**GIVEN RECORDS:**
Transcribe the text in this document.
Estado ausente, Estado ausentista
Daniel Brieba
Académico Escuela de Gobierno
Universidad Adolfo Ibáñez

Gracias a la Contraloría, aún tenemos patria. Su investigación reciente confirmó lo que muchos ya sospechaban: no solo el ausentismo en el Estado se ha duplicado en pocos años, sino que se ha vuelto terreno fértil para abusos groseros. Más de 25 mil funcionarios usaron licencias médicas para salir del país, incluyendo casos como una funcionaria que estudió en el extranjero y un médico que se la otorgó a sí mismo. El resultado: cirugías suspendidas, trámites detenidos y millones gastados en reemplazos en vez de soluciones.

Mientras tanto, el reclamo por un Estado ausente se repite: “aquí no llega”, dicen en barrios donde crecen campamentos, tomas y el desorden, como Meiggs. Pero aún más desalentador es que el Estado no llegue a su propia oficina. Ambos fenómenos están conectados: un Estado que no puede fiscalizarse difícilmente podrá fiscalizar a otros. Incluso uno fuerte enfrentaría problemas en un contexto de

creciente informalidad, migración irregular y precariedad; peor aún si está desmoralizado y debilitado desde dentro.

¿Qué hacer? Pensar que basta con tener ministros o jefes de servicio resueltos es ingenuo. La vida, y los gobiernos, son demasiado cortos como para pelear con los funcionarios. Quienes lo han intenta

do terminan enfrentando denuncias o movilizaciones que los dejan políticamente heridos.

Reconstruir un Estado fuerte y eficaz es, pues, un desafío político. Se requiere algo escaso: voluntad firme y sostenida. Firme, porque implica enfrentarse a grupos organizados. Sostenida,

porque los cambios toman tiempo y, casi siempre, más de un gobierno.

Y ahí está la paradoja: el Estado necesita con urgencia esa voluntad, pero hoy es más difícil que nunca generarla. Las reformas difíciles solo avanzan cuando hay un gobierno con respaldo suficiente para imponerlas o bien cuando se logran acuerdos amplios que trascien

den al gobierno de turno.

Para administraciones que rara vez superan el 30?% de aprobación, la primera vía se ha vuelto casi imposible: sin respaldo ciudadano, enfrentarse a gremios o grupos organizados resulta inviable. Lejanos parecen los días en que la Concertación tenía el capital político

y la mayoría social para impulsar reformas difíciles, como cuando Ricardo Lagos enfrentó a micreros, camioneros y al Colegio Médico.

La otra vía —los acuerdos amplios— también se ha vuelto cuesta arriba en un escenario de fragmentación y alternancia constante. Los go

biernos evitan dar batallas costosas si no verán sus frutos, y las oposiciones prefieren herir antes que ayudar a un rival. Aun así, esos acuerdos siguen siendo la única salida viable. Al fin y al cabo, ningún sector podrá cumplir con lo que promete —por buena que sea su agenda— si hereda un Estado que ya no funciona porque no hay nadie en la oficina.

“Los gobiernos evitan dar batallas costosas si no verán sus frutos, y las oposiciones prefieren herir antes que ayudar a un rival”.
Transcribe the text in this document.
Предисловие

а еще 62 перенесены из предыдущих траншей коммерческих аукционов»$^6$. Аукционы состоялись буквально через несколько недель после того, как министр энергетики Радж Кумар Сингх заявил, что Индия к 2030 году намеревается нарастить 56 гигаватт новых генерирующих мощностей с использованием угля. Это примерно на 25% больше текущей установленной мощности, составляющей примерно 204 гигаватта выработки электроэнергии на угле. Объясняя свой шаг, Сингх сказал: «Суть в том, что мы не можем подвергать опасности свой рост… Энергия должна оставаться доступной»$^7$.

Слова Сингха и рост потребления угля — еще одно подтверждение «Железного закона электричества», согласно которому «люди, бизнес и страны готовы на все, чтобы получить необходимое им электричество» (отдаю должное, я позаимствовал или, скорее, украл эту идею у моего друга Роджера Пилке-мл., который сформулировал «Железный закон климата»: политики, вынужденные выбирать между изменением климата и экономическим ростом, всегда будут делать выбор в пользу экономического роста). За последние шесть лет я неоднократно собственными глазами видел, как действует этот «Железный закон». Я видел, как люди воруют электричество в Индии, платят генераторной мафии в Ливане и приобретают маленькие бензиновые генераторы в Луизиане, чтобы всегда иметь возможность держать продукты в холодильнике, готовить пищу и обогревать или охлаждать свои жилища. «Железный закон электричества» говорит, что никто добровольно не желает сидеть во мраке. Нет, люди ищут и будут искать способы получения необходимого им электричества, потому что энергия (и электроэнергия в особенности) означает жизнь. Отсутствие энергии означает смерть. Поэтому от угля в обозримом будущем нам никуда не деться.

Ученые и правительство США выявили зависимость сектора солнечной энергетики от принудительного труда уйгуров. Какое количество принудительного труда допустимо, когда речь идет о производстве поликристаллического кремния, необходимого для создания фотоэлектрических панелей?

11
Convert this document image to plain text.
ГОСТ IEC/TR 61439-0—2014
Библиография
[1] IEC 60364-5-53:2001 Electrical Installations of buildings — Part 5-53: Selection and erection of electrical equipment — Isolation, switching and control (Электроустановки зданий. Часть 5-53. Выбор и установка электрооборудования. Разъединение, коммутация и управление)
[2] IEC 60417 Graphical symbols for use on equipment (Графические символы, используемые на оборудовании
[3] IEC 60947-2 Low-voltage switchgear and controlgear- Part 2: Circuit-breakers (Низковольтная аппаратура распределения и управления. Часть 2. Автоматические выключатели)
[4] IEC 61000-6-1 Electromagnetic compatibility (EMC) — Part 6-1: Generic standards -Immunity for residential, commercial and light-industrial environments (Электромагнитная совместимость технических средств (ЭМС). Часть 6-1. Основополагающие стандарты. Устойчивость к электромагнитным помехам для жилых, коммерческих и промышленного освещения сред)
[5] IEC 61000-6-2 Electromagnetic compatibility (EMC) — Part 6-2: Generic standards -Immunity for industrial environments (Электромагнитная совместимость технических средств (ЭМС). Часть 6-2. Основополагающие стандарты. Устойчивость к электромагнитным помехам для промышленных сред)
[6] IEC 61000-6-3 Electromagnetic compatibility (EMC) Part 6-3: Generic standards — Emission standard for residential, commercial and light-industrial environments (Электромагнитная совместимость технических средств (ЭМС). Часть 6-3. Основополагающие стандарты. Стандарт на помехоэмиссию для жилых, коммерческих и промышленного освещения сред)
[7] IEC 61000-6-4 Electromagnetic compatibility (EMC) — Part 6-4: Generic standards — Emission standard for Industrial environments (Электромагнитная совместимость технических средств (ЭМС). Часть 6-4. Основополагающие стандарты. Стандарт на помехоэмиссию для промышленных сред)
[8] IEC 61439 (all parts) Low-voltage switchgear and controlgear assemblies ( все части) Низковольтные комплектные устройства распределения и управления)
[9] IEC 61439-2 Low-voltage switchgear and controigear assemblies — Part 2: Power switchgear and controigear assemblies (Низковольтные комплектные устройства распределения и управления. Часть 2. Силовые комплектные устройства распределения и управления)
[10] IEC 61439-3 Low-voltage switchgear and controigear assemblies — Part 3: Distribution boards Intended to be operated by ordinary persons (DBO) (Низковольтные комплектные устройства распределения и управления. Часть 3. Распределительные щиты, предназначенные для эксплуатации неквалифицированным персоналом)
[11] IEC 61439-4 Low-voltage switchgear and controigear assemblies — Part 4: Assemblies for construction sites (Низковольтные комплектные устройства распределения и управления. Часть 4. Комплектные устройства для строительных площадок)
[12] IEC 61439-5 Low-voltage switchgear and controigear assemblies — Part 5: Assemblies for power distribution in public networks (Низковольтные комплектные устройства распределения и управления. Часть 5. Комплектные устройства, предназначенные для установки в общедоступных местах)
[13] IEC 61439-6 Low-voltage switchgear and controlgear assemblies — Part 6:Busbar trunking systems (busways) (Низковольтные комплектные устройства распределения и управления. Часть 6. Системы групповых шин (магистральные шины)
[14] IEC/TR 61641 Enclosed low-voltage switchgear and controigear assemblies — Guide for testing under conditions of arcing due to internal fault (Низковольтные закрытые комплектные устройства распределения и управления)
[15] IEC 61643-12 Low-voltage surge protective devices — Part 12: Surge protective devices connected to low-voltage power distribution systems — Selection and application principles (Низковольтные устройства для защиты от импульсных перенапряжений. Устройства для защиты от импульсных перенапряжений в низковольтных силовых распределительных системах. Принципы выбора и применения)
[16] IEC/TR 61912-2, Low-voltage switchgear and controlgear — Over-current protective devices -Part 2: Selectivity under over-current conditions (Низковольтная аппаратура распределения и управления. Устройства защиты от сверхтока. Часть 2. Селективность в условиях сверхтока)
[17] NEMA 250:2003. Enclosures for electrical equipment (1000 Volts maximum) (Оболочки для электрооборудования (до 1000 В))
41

**YOUR OBJECTIVE:** Go through the data and count each line that has the word "electrical", then give the total alone.

**WRITTEN ANSWER:** 2